[Dataset records]
** begin **

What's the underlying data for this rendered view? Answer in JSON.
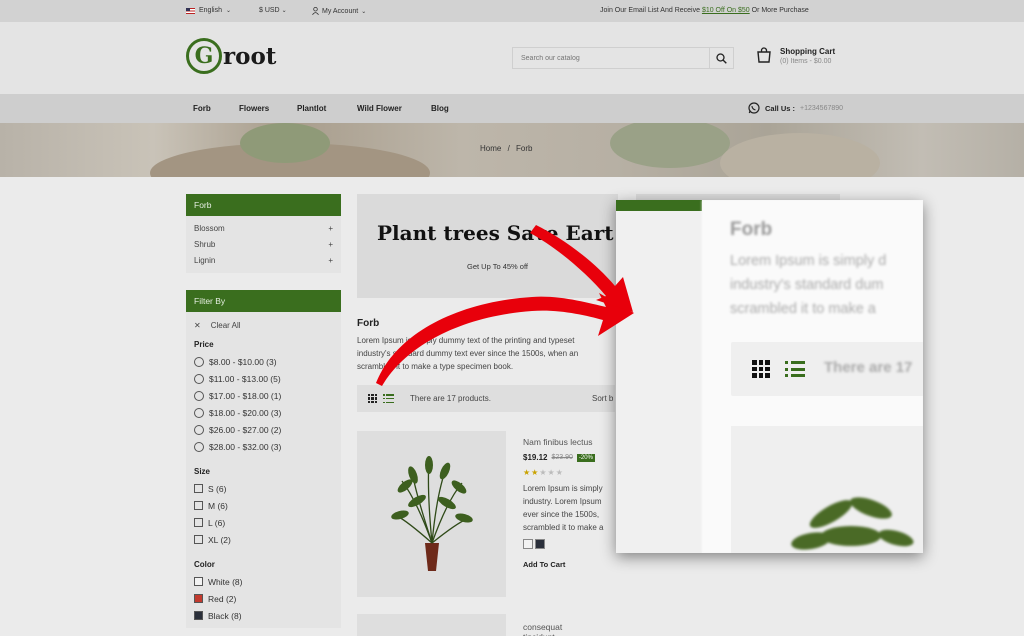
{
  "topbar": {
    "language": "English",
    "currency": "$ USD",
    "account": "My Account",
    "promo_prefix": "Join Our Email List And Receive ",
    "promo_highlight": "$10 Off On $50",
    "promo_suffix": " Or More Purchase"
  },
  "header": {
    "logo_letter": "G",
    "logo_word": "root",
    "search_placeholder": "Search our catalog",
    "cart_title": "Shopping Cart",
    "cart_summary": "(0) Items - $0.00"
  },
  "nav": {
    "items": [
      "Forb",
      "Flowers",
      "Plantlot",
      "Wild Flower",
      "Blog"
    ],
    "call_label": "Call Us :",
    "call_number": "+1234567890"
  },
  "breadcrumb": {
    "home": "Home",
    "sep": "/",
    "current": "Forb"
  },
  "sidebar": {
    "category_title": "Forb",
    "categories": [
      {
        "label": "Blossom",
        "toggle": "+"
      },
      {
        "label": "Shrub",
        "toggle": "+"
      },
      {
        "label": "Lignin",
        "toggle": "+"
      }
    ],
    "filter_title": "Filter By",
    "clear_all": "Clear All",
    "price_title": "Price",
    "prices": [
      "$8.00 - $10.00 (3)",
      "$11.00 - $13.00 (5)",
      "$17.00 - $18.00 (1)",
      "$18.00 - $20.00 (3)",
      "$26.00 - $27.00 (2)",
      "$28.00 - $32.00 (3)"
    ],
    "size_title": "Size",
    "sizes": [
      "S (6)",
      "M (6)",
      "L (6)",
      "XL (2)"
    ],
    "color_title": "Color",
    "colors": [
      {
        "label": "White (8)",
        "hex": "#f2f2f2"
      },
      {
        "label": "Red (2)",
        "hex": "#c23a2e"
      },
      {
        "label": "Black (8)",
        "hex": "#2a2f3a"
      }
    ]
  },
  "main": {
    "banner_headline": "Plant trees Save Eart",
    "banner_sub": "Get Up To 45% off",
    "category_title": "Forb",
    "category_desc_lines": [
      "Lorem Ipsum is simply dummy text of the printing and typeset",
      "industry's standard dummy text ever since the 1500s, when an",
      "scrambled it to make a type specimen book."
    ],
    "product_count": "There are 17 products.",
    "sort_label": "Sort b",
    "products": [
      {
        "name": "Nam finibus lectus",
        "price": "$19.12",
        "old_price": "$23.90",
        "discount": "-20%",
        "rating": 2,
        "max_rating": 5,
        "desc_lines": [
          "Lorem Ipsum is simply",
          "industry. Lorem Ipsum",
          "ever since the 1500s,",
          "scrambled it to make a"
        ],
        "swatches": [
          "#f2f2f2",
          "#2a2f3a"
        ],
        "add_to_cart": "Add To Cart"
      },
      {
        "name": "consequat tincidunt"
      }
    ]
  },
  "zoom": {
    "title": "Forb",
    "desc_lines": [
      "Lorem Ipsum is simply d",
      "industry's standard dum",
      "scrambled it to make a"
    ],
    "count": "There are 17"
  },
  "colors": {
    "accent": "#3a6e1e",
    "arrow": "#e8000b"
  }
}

** end **

DIRECTIONS:
Look for the word "industry" and return every line where it occurs.

TASK SOLUTION:
      "industry's standard dummy text ever since the 1500s, when an",
          "industry. Lorem Ipsum",
      "industry's standard dum",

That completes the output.